Items from a data source
· · ·

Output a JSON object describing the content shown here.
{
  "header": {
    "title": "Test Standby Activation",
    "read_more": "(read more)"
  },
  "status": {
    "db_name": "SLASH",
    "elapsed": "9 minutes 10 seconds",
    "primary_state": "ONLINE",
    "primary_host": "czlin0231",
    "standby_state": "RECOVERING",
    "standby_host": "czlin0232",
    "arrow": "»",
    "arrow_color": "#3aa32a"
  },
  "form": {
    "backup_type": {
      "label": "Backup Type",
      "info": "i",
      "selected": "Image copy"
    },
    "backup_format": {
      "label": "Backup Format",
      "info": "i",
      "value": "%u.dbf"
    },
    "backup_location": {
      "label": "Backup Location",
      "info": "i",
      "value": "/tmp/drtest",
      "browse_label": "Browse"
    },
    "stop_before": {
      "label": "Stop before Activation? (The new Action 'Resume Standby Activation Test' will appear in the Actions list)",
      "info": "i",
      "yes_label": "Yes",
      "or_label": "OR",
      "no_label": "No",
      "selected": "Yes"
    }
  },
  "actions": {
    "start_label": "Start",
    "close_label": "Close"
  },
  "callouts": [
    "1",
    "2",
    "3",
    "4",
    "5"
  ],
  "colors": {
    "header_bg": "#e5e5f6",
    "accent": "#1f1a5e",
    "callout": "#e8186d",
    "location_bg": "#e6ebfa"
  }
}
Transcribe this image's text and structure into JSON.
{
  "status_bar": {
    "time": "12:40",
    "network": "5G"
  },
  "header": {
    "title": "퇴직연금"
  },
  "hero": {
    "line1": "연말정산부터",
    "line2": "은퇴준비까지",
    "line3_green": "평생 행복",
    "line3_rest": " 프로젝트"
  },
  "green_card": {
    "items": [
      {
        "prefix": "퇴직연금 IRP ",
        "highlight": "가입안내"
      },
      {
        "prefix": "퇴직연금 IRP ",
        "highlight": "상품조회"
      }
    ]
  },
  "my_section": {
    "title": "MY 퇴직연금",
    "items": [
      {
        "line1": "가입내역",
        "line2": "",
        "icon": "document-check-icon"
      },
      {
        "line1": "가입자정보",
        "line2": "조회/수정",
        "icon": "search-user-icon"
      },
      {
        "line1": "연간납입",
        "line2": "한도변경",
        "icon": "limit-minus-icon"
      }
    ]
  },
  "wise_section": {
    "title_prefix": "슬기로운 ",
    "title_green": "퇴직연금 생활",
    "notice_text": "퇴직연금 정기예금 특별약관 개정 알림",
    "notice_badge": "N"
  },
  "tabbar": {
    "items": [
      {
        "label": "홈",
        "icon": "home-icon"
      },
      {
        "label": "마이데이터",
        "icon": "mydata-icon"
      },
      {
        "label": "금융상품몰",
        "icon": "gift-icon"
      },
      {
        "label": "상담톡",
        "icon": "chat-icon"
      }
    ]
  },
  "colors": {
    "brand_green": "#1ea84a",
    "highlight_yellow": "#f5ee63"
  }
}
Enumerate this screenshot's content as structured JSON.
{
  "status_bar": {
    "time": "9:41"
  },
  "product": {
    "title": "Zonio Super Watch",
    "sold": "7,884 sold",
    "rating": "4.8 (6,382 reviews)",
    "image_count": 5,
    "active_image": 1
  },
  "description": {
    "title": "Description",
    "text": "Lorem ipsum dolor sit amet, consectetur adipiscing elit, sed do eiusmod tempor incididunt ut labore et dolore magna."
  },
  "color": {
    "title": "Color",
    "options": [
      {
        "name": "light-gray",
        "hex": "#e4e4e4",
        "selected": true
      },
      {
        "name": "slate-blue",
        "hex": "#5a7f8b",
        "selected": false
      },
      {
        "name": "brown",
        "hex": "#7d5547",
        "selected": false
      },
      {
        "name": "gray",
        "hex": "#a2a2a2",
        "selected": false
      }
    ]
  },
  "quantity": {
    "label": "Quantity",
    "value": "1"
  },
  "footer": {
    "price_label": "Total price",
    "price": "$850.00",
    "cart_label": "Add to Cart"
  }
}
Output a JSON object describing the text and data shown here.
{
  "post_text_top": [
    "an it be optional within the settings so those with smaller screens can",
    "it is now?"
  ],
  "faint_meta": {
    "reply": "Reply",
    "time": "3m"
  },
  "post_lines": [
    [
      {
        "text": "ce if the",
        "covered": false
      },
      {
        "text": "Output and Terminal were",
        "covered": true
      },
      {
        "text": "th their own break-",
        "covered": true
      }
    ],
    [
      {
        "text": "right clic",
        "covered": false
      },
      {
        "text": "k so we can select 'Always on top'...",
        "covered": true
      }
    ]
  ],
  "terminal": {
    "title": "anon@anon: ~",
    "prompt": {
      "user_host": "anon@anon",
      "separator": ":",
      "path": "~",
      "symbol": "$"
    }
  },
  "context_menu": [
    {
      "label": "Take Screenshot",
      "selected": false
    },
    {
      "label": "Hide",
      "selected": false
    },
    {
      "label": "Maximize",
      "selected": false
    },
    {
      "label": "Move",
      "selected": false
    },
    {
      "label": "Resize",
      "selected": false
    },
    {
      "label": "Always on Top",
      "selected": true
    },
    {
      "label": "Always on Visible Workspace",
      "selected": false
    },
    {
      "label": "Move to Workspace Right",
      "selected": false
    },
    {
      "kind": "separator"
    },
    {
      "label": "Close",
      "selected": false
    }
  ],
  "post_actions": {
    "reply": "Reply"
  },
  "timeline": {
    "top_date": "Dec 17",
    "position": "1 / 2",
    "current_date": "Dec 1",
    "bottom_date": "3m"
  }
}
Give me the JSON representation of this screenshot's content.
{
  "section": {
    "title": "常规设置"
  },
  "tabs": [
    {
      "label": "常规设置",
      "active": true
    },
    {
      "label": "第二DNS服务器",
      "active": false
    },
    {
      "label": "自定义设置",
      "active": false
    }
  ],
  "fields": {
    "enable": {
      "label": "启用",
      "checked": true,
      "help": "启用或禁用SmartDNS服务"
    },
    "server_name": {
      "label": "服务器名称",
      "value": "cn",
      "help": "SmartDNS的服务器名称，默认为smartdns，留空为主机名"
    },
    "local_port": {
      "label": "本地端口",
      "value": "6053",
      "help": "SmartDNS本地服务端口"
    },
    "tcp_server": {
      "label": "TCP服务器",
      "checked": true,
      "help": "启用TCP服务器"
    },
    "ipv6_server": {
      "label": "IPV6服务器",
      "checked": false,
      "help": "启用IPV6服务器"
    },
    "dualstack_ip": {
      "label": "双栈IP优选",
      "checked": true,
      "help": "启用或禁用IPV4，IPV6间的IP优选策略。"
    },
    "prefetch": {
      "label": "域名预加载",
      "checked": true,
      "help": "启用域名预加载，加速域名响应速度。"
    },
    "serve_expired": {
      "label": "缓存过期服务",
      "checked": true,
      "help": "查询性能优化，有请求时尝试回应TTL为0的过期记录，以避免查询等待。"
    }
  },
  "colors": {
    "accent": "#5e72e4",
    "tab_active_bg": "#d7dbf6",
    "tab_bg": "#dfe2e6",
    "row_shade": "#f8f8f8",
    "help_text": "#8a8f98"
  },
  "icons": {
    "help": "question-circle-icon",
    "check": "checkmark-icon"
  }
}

· · ·

# [Exercise instructions]
Please output the entries above, every line exactly as it reads.

# [Finished task]
Output a JSON object describing the content shown here.
{
  "header": {
    "title": "Test Standby Activation",
    "read_more": "(read more)"
  },
  "status": {
    "db_name": "SLASH",
    "elapsed": "9 minutes 10 seconds",
    "primary_state": "ONLINE",
    "primary_host": "czlin0231",
    "standby_state": "RECOVERING",
    "standby_host": "czlin0232",
    "arrow": "»",
    "arrow_color": "#3aa32a"
  },
  "form": {
    "backup_type": {
      "label": "Backup Type",
      "info": "i",
      "selected": "Image copy"
    },
    "backup_format": {
      "label": "Backup Format",
      "info": "i",
      "value": "%u.dbf"
    },
    "backup_location": {
      "label": "Backup Location",
      "info": "i",
      "value": "/tmp/drtest",
      "browse_label": "Browse"
    },
    "stop_before": {
      "label": "Stop before Activation? (The new Action 'Resume Standby Activation Test' will appear in the Actions list)",
      "info": "i",
      "yes_label": "Yes",
      "or_label": "OR",
      "no_label": "No",
      "selected": "Yes"
    }
  },
  "actions": {
    "start_label": "Start",
    "close_label": "Close"
  },
  "callouts": [
    "1",
    "2",
    "3",
    "4",
    "5"
  ],
  "colors": {
    "header_bg": "#e5e5f6",
    "accent": "#1f1a5e",
    "callout": "#e8186d",
    "location_bg": "#e6ebfa"
  }
}
Transcribe this image's text and structure into JSON.
{
  "status_bar": {
    "time": "12:40",
    "network": "5G"
  },
  "header": {
    "title": "퇴직연금"
  },
  "hero": {
    "line1": "연말정산부터",
    "line2": "은퇴준비까지",
    "line3_green": "평생 행복",
    "line3_rest": " 프로젝트"
  },
  "green_card": {
    "items": [
      {
        "prefix": "퇴직연금 IRP ",
        "highlight": "가입안내"
      },
      {
        "prefix": "퇴직연금 IRP ",
        "highlight": "상품조회"
      }
    ]
  },
  "my_section": {
    "title": "MY 퇴직연금",
    "items": [
      {
        "line1": "가입내역",
        "line2": "",
        "icon": "document-check-icon"
      },
      {
        "line1": "가입자정보",
        "line2": "조회/수정",
        "icon": "search-user-icon"
      },
      {
        "line1": "연간납입",
        "line2": "한도변경",
        "icon": "limit-minus-icon"
      }
    ]
  },
  "wise_section": {
    "title_prefix": "슬기로운 ",
    "title_green": "퇴직연금 생활",
    "notice_text": "퇴직연금 정기예금 특별약관 개정 알림",
    "notice_badge": "N"
  },
  "tabbar": {
    "items": [
      {
        "label": "홈",
        "icon": "home-icon"
      },
      {
        "label": "마이데이터",
        "icon": "mydata-icon"
      },
      {
        "label": "금융상품몰",
        "icon": "gift-icon"
      },
      {
        "label": "상담톡",
        "icon": "chat-icon"
      }
    ]
  },
  "colors": {
    "brand_green": "#1ea84a",
    "highlight_yellow": "#f5ee63"
  }
}
Enumerate this screenshot's content as structured JSON.
{
  "status_bar": {
    "time": "9:41"
  },
  "product": {
    "title": "Zonio Super Watch",
    "sold": "7,884 sold",
    "rating": "4.8 (6,382 reviews)",
    "image_count": 5,
    "active_image": 1
  },
  "description": {
    "title": "Description",
    "text": "Lorem ipsum dolor sit amet, consectetur adipiscing elit, sed do eiusmod tempor incididunt ut labore et dolore magna."
  },
  "color": {
    "title": "Color",
    "options": [
      {
        "name": "light-gray",
        "hex": "#e4e4e4",
        "selected": true
      },
      {
        "name": "slate-blue",
        "hex": "#5a7f8b",
        "selected": false
      },
      {
        "name": "brown",
        "hex": "#7d5547",
        "selected": false
      },
      {
        "name": "gray",
        "hex": "#a2a2a2",
        "selected": false
      }
    ]
  },
  "quantity": {
    "label": "Quantity",
    "value": "1"
  },
  "footer": {
    "price_label": "Total price",
    "price": "$850.00",
    "cart_label": "Add to Cart"
  }
}
Output a JSON object describing the text and data shown here.
{
  "post_text_top": [
    "an it be optional within the settings so those with smaller screens can",
    "it is now?"
  ],
  "faint_meta": {
    "reply": "Reply",
    "time": "3m"
  },
  "post_lines": [
    [
      {
        "text": "ce if the",
        "covered": false
      },
      {
        "text": "Output and Terminal were",
        "covered": true
      },
      {
        "text": "th their own break-",
        "covered": true
      }
    ],
    [
      {
        "text": "right clic",
        "covered": false
      },
      {
        "text": "k so we can select 'Always on top'...",
        "covered": true
      }
    ]
  ],
  "terminal": {
    "title": "anon@anon: ~",
    "prompt": {
      "user_host": "anon@anon",
      "separator": ":",
      "path": "~",
      "symbol": "$"
    }
  },
  "context_menu": [
    {
      "label": "Take Screenshot",
      "selected": false
    },
    {
      "label": "Hide",
      "selected": false
    },
    {
      "label": "Maximize",
      "selected": false
    },
    {
      "label": "Move",
      "selected": false
    },
    {
      "label": "Resize",
      "selected": false
    },
    {
      "label": "Always on Top",
      "selected": true
    },
    {
      "label": "Always on Visible Workspace",
      "selected": false
    },
    {
      "label": "Move to Workspace Right",
      "selected": false
    },
    {
      "kind": "separator"
    },
    {
      "label": "Close",
      "selected": false
    }
  ],
  "post_actions": {
    "reply": "Reply"
  },
  "timeline": {
    "top_date": "Dec 17",
    "position": "1 / 2",
    "current_date": "Dec 1",
    "bottom_date": "3m"
  }
}
Give me the JSON representation of this screenshot's content.
{
  "section": {
    "title": "常规设置"
  },
  "tabs": [
    {
      "label": "常规设置",
      "active": true
    },
    {
      "label": "第二DNS服务器",
      "active": false
    },
    {
      "label": "自定义设置",
      "active": false
    }
  ],
  "fields": {
    "enable": {
      "label": "启用",
      "checked": true,
      "help": "启用或禁用SmartDNS服务"
    },
    "server_name": {
      "label": "服务器名称",
      "value": "cn",
      "help": "SmartDNS的服务器名称，默认为smartdns，留空为主机名"
    },
    "local_port": {
      "label": "本地端口",
      "value": "6053",
      "help": "SmartDNS本地服务端口"
    },
    "tcp_server": {
      "label": "TCP服务器",
      "checked": true,
      "help": "启用TCP服务器"
    },
    "ipv6_server": {
      "label": "IPV6服务器",
      "checked": false,
      "help": "启用IPV6服务器"
    },
    "dualstack_ip": {
      "label": "双栈IP优选",
      "checked": true,
      "help": "启用或禁用IPV4，IPV6间的IP优选策略。"
    },
    "prefetch": {
      "label": "域名预加载",
      "checked": true,
      "help": "启用域名预加载，加速域名响应速度。"
    },
    "serve_expired": {
      "label": "缓存过期服务",
      "checked": true,
      "help": "查询性能优化，有请求时尝试回应TTL为0的过期记录，以避免查询等待。"
    }
  },
  "colors": {
    "accent": "#5e72e4",
    "tab_active_bg": "#d7dbf6",
    "tab_bg": "#dfe2e6",
    "row_shade": "#f8f8f8",
    "help_text": "#8a8f98"
  },
  "icons": {
    "help": "question-circle-icon",
    "check": "checkmark-icon"
  }
}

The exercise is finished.